A run of records
——
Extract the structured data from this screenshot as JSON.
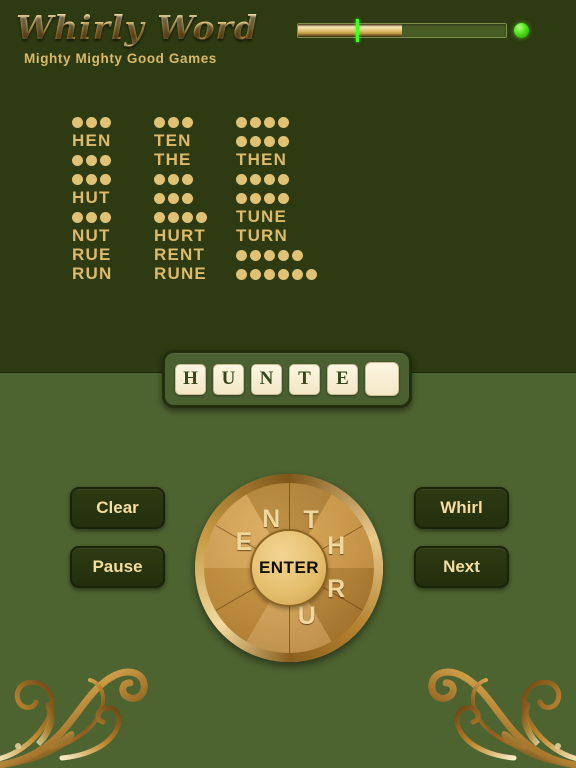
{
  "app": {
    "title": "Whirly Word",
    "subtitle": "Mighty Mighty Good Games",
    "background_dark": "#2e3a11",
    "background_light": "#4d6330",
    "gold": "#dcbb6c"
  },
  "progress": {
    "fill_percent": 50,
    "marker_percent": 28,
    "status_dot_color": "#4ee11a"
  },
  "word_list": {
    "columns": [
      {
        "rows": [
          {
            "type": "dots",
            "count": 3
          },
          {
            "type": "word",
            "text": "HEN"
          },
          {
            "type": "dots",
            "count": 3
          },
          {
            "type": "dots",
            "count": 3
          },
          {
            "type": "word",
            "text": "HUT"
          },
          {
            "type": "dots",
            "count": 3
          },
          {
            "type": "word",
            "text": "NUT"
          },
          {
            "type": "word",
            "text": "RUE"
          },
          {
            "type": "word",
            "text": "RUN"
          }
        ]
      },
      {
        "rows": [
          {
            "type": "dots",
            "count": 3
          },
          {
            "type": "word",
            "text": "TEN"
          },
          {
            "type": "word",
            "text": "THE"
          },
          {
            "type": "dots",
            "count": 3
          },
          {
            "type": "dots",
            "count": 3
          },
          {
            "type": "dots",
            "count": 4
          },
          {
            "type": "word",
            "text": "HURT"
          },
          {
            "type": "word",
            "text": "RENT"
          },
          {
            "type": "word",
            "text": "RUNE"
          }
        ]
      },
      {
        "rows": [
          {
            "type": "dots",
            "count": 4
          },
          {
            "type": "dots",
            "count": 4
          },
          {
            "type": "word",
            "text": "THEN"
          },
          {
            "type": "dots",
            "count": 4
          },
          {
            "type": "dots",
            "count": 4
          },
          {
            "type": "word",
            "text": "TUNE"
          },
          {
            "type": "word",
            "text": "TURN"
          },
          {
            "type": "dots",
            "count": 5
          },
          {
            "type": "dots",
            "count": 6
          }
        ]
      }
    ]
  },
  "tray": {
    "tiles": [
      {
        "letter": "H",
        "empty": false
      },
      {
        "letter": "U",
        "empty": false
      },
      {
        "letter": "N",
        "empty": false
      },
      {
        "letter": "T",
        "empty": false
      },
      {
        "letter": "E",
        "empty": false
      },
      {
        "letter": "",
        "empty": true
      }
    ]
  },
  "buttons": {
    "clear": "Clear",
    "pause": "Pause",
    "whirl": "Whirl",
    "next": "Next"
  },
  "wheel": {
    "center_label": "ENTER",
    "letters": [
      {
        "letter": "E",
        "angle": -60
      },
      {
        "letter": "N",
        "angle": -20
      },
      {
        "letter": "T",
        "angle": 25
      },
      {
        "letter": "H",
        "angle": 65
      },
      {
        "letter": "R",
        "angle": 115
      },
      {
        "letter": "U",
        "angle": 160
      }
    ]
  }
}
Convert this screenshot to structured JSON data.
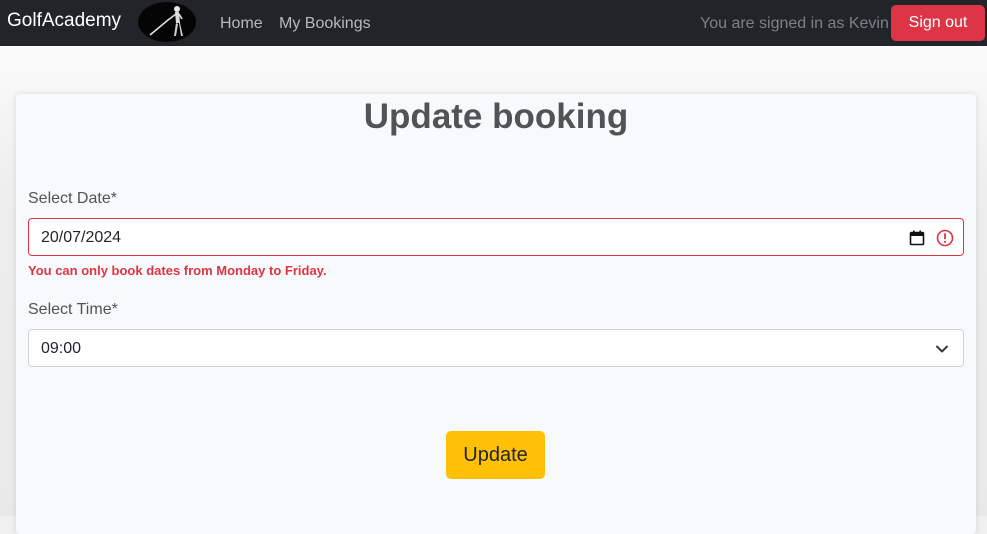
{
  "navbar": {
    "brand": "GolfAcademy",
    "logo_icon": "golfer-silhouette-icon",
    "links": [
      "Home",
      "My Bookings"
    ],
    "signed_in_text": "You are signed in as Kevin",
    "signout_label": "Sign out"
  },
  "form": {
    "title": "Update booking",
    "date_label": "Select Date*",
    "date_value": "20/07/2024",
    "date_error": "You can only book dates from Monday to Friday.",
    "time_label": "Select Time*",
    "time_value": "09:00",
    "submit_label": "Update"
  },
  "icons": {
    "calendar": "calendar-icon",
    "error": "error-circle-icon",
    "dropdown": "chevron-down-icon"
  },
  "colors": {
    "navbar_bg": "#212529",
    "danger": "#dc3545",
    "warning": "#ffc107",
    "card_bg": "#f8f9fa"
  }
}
——
## Given problem
Each entry shown above must be quoted exactly, with its pictures left out.

## Complete output
Extract the structured data from this screenshot as JSON.
{
  "app": {
    "title": "Whirly Word",
    "subtitle": "Mighty Mighty Good Games",
    "background_dark": "#2e3a11",
    "background_light": "#4d6330",
    "gold": "#dcbb6c"
  },
  "progress": {
    "fill_percent": 50,
    "marker_percent": 28,
    "status_dot_color": "#4ee11a"
  },
  "word_list": {
    "columns": [
      {
        "rows": [
          {
            "type": "dots",
            "count": 3
          },
          {
            "type": "word",
            "text": "HEN"
          },
          {
            "type": "dots",
            "count": 3
          },
          {
            "type": "dots",
            "count": 3
          },
          {
            "type": "word",
            "text": "HUT"
          },
          {
            "type": "dots",
            "count": 3
          },
          {
            "type": "word",
            "text": "NUT"
          },
          {
            "type": "word",
            "text": "RUE"
          },
          {
            "type": "word",
            "text": "RUN"
          }
        ]
      },
      {
        "rows": [
          {
            "type": "dots",
            "count": 3
          },
          {
            "type": "word",
            "text": "TEN"
          },
          {
            "type": "word",
            "text": "THE"
          },
          {
            "type": "dots",
            "count": 3
          },
          {
            "type": "dots",
            "count": 3
          },
          {
            "type": "dots",
            "count": 4
          },
          {
            "type": "word",
            "text": "HURT"
          },
          {
            "type": "word",
            "text": "RENT"
          },
          {
            "type": "word",
            "text": "RUNE"
          }
        ]
      },
      {
        "rows": [
          {
            "type": "dots",
            "count": 4
          },
          {
            "type": "dots",
            "count": 4
          },
          {
            "type": "word",
            "text": "THEN"
          },
          {
            "type": "dots",
            "count": 4
          },
          {
            "type": "dots",
            "count": 4
          },
          {
            "type": "word",
            "text": "TUNE"
          },
          {
            "type": "word",
            "text": "TURN"
          },
          {
            "type": "dots",
            "count": 5
          },
          {
            "type": "dots",
            "count": 6
          }
        ]
      }
    ]
  },
  "tray": {
    "tiles": [
      {
        "letter": "H",
        "empty": false
      },
      {
        "letter": "U",
        "empty": false
      },
      {
        "letter": "N",
        "empty": false
      },
      {
        "letter": "T",
        "empty": false
      },
      {
        "letter": "E",
        "empty": false
      },
      {
        "letter": "",
        "empty": true
      }
    ]
  },
  "buttons": {
    "clear": "Clear",
    "pause": "Pause",
    "whirl": "Whirl",
    "next": "Next"
  },
  "wheel": {
    "center_label": "ENTER",
    "letters": [
      {
        "letter": "E",
        "angle": -60
      },
      {
        "letter": "N",
        "angle": -20
      },
      {
        "letter": "T",
        "angle": 25
      },
      {
        "letter": "H",
        "angle": 65
      },
      {
        "letter": "R",
        "angle": 115
      },
      {
        "letter": "U",
        "angle": 160
      }
    ]
  }
}
Convert this screenshot to structured JSON data.
{
  "navbar": {
    "brand": "GolfAcademy",
    "logo_icon": "golfer-silhouette-icon",
    "links": [
      "Home",
      "My Bookings"
    ],
    "signed_in_text": "You are signed in as Kevin",
    "signout_label": "Sign out"
  },
  "form": {
    "title": "Update booking",
    "date_label": "Select Date*",
    "date_value": "20/07/2024",
    "date_error": "You can only book dates from Monday to Friday.",
    "time_label": "Select Time*",
    "time_value": "09:00",
    "submit_label": "Update"
  },
  "icons": {
    "calendar": "calendar-icon",
    "error": "error-circle-icon",
    "dropdown": "chevron-down-icon"
  },
  "colors": {
    "navbar_bg": "#212529",
    "danger": "#dc3545",
    "warning": "#ffc107",
    "card_bg": "#f8f9fa"
  }
}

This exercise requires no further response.